Within the records that follow, count the lines containing the string "JSON". Reply only with the count.

Start of MATERIAL TO PROCESS

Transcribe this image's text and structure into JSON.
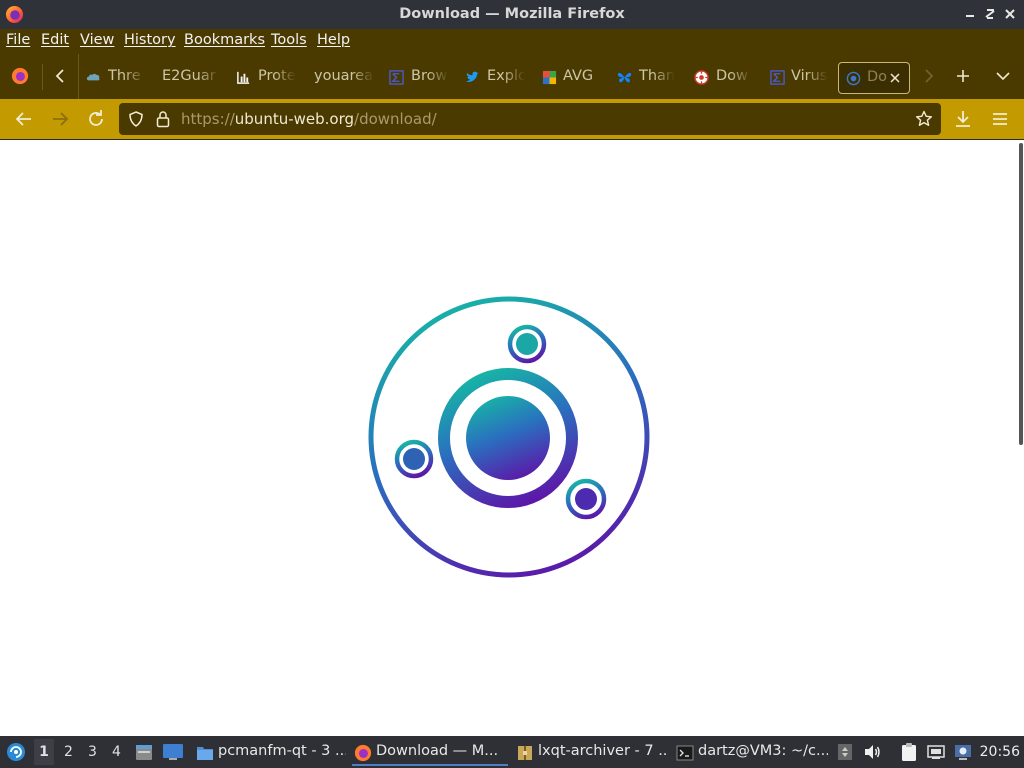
{
  "window": {
    "title": "Download — Mozilla Firefox"
  },
  "menu": {
    "items": [
      "File",
      "Edit",
      "View",
      "History",
      "Bookmarks",
      "Tools",
      "Help"
    ]
  },
  "tabs": [
    {
      "label": "Thre",
      "icon": "cloud-icon"
    },
    {
      "label": "E2Guar",
      "icon": ""
    },
    {
      "label": "Prote",
      "icon": "bar-chart-icon"
    },
    {
      "label": "youarea",
      "icon": ""
    },
    {
      "label": "Brow",
      "icon": "sigma-icon"
    },
    {
      "label": "Explo",
      "icon": "twitter-bird-icon"
    },
    {
      "label": "AVG",
      "icon": "avg-icon"
    },
    {
      "label": "Than",
      "icon": "butterfly-icon"
    },
    {
      "label": "Dow",
      "icon": "target-icon"
    },
    {
      "label": "Virus",
      "icon": "sigma-icon"
    },
    {
      "label": "Do",
      "icon": "globe-icon",
      "active": true
    }
  ],
  "navbar": {
    "url_prefix": "https://",
    "url_host": "ubuntu-web.org",
    "url_path": "/download/"
  },
  "colors": {
    "menu_bg": "#4a3a00",
    "toolbar_bg": "#c39a00",
    "logo_teal": "#17b3a6",
    "logo_purple": "#5d16a8",
    "taskbar_bg": "#2e3035"
  },
  "taskbar": {
    "workspaces": [
      "1",
      "2",
      "3",
      "4"
    ],
    "active_workspace": "1",
    "tasks": [
      {
        "label": "pcmanfm-qt - 3 ...",
        "icon": "folder-icon"
      },
      {
        "label": "Download — M...",
        "icon": "firefox-icon",
        "active": true
      },
      {
        "label": "lxqt-archiver - 7 ...",
        "icon": "archive-icon"
      },
      {
        "label": "dartz@VM3: ~/c...",
        "icon": "terminal-icon"
      }
    ],
    "clock": "20:56"
  }
}
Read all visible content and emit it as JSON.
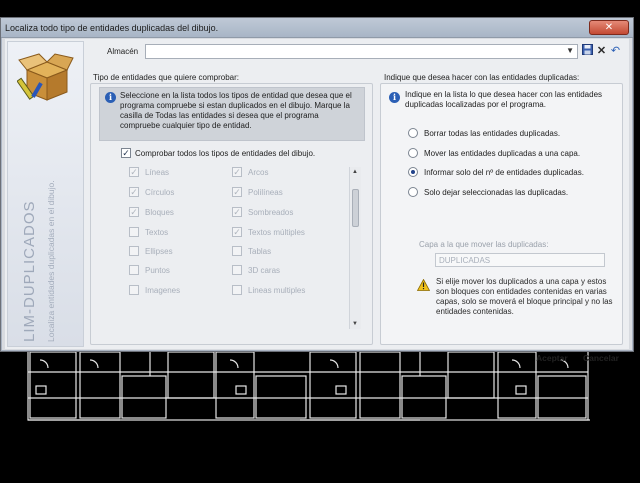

End of MATERIAL TO PROCESS

__OUTPUT__. 2